## start Dataset rows

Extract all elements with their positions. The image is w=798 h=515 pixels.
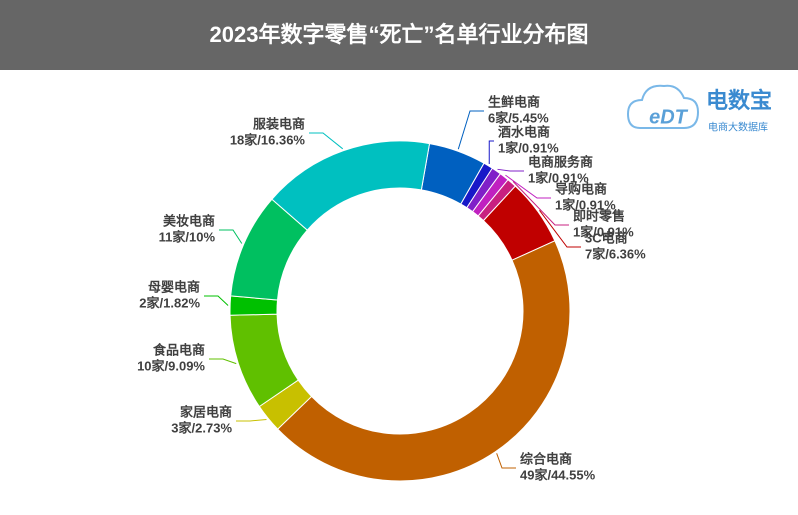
value-label: 7家/6.36% — [585, 246, 646, 261]
leader-line — [488, 140, 494, 164]
logo-cloud — [626, 84, 700, 129]
value-label: 1家/0.91% — [555, 197, 616, 212]
chart-title: 2023年数字零售“死亡”名单行业分布图 — [210, 22, 589, 47]
leader-line — [539, 210, 581, 248]
slice-label: 食品电商 — [153, 342, 205, 357]
leader-line — [457, 110, 484, 150]
value-label: 1家/0.91% — [573, 224, 634, 239]
logo-tagline: 电商大数据库 — [708, 121, 768, 134]
value-label: 2家/1.82% — [139, 295, 200, 310]
slice-label: 综合电商 — [520, 451, 572, 466]
slice-label: 生鲜电商 — [488, 94, 540, 109]
leader-line — [496, 453, 516, 469]
slice-label: 美妆电商 — [163, 213, 215, 228]
slice-label: 即时零售 — [573, 208, 625, 223]
leader-line — [236, 418, 267, 422]
leader-line — [209, 358, 237, 365]
leader-line — [219, 229, 243, 244]
slice-label: 酒水电商 — [498, 124, 550, 139]
leader-line — [512, 181, 569, 226]
slice-label: 导购电商 — [555, 181, 607, 196]
value-label: 49家/44.55% — [520, 467, 596, 482]
slice-label: 服装电商 — [253, 116, 305, 131]
value-label: 18家/16.36% — [230, 132, 306, 147]
header — [0, 0, 798, 70]
slice-label: 电商服务商 — [528, 154, 593, 169]
donut-segment — [277, 240, 571, 482]
value-label: 1家/0.91% — [498, 140, 559, 155]
logo: eDT 电数宝 电商大数据库 — [626, 84, 772, 134]
leader-line — [497, 168, 524, 172]
value-label: 3家/2.73% — [171, 420, 232, 435]
leader-line — [505, 174, 551, 199]
value-label: 11家/10% — [159, 229, 216, 244]
slice-label: 3C电商 — [585, 230, 628, 245]
logo-name: 电数宝 — [706, 88, 772, 113]
leader-line — [309, 132, 344, 150]
slice-label: 家居电商 — [180, 404, 232, 419]
leader-line — [204, 295, 229, 306]
slice-label: 母婴电商 — [148, 279, 200, 294]
value-label: 10家/9.09% — [137, 358, 205, 373]
donut-segment — [271, 140, 431, 231]
value-label: 1家/0.91% — [528, 170, 589, 185]
logo-mark: eDT — [649, 106, 689, 128]
value-label: 6家/5.45% — [488, 110, 549, 125]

## end Dataset rows

## Objective
Copy every one of the entries above line for line, leaving out the pictures.

## Reply to the exercise
Extract all elements with their positions. The image is w=798 h=515 pixels.
value-label: 7家/6.36% — [585, 246, 646, 261]
leader-line — [488, 140, 494, 164]
logo-cloud — [626, 84, 700, 129]
value-label: 1家/0.91% — [555, 197, 616, 212]
chart-title: 2023年数字零售“死亡”名单行业分布图 — [210, 22, 589, 47]
leader-line — [539, 210, 581, 248]
slice-label: 食品电商 — [153, 342, 205, 357]
leader-line — [457, 110, 484, 150]
value-label: 1家/0.91% — [573, 224, 634, 239]
logo-tagline: 电商大数据库 — [708, 121, 768, 134]
value-label: 2家/1.82% — [139, 295, 200, 310]
slice-label: 综合电商 — [520, 451, 572, 466]
slice-label: 生鲜电商 — [488, 94, 540, 109]
leader-line — [496, 453, 516, 469]
slice-label: 美妆电商 — [163, 213, 215, 228]
slice-label: 即时零售 — [573, 208, 625, 223]
leader-line — [236, 418, 267, 422]
leader-line — [209, 358, 237, 365]
leader-line — [219, 229, 243, 244]
slice-label: 酒水电商 — [498, 124, 550, 139]
leader-line — [512, 181, 569, 226]
slice-label: 导购电商 — [555, 181, 607, 196]
value-label: 49家/44.55% — [520, 467, 596, 482]
slice-label: 服装电商 — [253, 116, 305, 131]
value-label: 18家/16.36% — [230, 132, 306, 147]
header — [0, 0, 798, 70]
slice-label: 电商服务商 — [528, 154, 593, 169]
donut-segment — [277, 240, 571, 482]
value-label: 1家/0.91% — [498, 140, 559, 155]
logo: eDT 电数宝 电商大数据库 — [626, 84, 772, 134]
leader-line — [497, 168, 524, 172]
value-label: 3家/2.73% — [171, 420, 232, 435]
leader-line — [505, 174, 551, 199]
value-label: 11家/10% — [159, 229, 216, 244]
slice-label: 3C电商 — [585, 230, 628, 245]
logo-name: 电数宝 — [706, 88, 772, 113]
leader-line — [309, 132, 344, 150]
slice-label: 家居电商 — [180, 404, 232, 419]
leader-line — [204, 295, 229, 306]
slice-label: 母婴电商 — [148, 279, 200, 294]
value-label: 10家/9.09% — [137, 358, 205, 373]
donut-segment — [271, 140, 431, 231]
value-label: 1家/0.91% — [528, 170, 589, 185]
logo-mark: eDT — [649, 106, 689, 128]
value-label: 6家/5.45% — [488, 110, 549, 125]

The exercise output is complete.